Task: Single out each line with the word "forum" and copy it.
● ● ● ●
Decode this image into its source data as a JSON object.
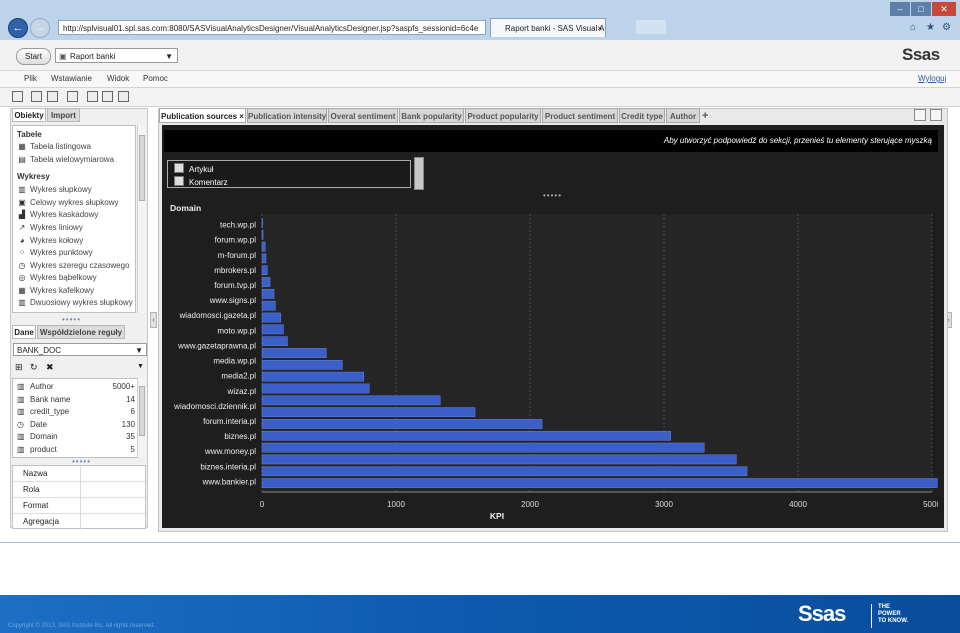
{
  "browser": {
    "url": "http://splvisual01.spl.sas.com:8080/SASVisualAnalyticsDesigner/VisualAnalyticsDesigner.jsp?saspfs_sessionid=6c4e",
    "tab_title": "Raport banki - SAS Visual A...",
    "tab_close": "×",
    "back_glyph": "←",
    "forward_glyph": "→",
    "window_buttons": [
      "–",
      "□",
      "✕"
    ],
    "right_icons": [
      "⌂",
      "★",
      "⚙"
    ]
  },
  "header": {
    "start_label": "Start",
    "report_name": "Raport banki",
    "logo": "Ssas"
  },
  "menu": {
    "items": [
      "Plik",
      "Wstawianie",
      "Widok",
      "Pomoc"
    ],
    "logout": "Wyloguj"
  },
  "left_panel": {
    "tabs": [
      "Obiekty",
      "Import"
    ],
    "tables_header": "Tabele",
    "tables": [
      {
        "label": "Tabela listingowa",
        "icon": "table-icon"
      },
      {
        "label": "Tabela wielowymiarowa",
        "icon": "crosstab-icon"
      }
    ],
    "charts_header": "Wykresy",
    "charts": [
      {
        "label": "Wykres słupkowy",
        "icon": "bar-chart-icon"
      },
      {
        "label": "Celowy wykres słupkowy",
        "icon": "target-bar-icon"
      },
      {
        "label": "Wykres kaskadowy",
        "icon": "waterfall-icon"
      },
      {
        "label": "Wykres liniowy",
        "icon": "line-chart-icon"
      },
      {
        "label": "Wykres kołowy",
        "icon": "pie-chart-icon"
      },
      {
        "label": "Wykres punktowy",
        "icon": "scatter-icon"
      },
      {
        "label": "Wykres szeregu czasowego",
        "icon": "time-series-icon"
      },
      {
        "label": "Wykres bąbelkowy",
        "icon": "bubble-icon"
      },
      {
        "label": "Wykres kafelkowy",
        "icon": "treemap-icon"
      },
      {
        "label": "Dwuosiowy wykres słupkowy",
        "icon": "dual-axis-icon"
      }
    ],
    "data_tabs": [
      "Dane",
      "Współdzielone reguły"
    ],
    "data_source": "BANK_DOC",
    "data_items": [
      {
        "label": "Author",
        "count": "5000+",
        "icon": "category-icon"
      },
      {
        "label": "Bank name",
        "count": "14",
        "icon": "category-icon"
      },
      {
        "label": "credit_type",
        "count": "6",
        "icon": "category-icon"
      },
      {
        "label": "Date",
        "count": "130",
        "icon": "date-icon"
      },
      {
        "label": "Domain",
        "count": "35",
        "icon": "category-icon"
      },
      {
        "label": "product",
        "count": "5",
        "icon": "category-icon"
      }
    ],
    "properties": [
      "Nazwa",
      "Rola",
      "Format",
      "Agregacja"
    ]
  },
  "report_tabs": [
    {
      "label": "Publication sources",
      "active": true,
      "close": "×"
    },
    {
      "label": "Publication intensity",
      "active": false
    },
    {
      "label": "Overal sentiment",
      "active": false
    },
    {
      "label": "Bank popularity",
      "active": false
    },
    {
      "label": "Product popularity",
      "active": false
    },
    {
      "label": "Product sentiment",
      "active": false
    },
    {
      "label": "Credit type",
      "active": false
    },
    {
      "label": "Author",
      "active": false
    }
  ],
  "add_tab": "+",
  "section_hint": "Aby utworzyć podpowiedź do sekcji, przenieś tu elementy sterujące myszką",
  "filter_items": [
    "Artykuł",
    "Komentarz"
  ],
  "chart_data": {
    "type": "bar",
    "orientation": "horizontal",
    "title": "Domain",
    "xlabel": "KPI",
    "ylabel": "Domain",
    "xlim": [
      0,
      5000
    ],
    "xticks": [
      0,
      1000,
      2000,
      3000,
      4000,
      5000
    ],
    "grid": true,
    "bar_color": "#3a5fc8",
    "categories": [
      "tech.wp.pl",
      "forum.wp.pl",
      "m-forum.pl",
      "mbrokers.pl",
      "forum.tvp.pl",
      "www.signs.pl",
      "wiadomosci.gazeta.pl",
      "moto.wp.pl",
      "www.gazetaprawna.pl",
      "media.wp.pl",
      "media2.pl",
      "wizaz.pl",
      "wiadomosci.dziennik.pl",
      "forum.interia.pl",
      "biznes.pl",
      "www.money.pl",
      "biznes.interia.pl",
      "www.bankier.pl"
    ],
    "values": [
      5,
      8,
      25,
      30,
      40,
      60,
      90,
      100,
      140,
      160,
      190,
      480,
      600,
      760,
      800,
      1330,
      1590,
      2090,
      3050,
      3300,
      3540,
      3620,
      5040
    ]
  },
  "footer": {
    "copyright": "Copyright © 2013, SAS Institute Inc. All rights reserved.",
    "logo": "Ssas",
    "tagline": "THE\nPOWER\nTO KNOW."
  },
  "colors": {
    "accent": "#2f62a8",
    "chart_bg": "#1e1e1e",
    "bar": "#3a5fc8",
    "footer": "#0c5aaf"
  }
}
● ● ● ●
Result for this exercise:
      "forum.wp.pl",
      "m-forum.pl",
      "forum.tvp.pl",
      "forum.interia.pl",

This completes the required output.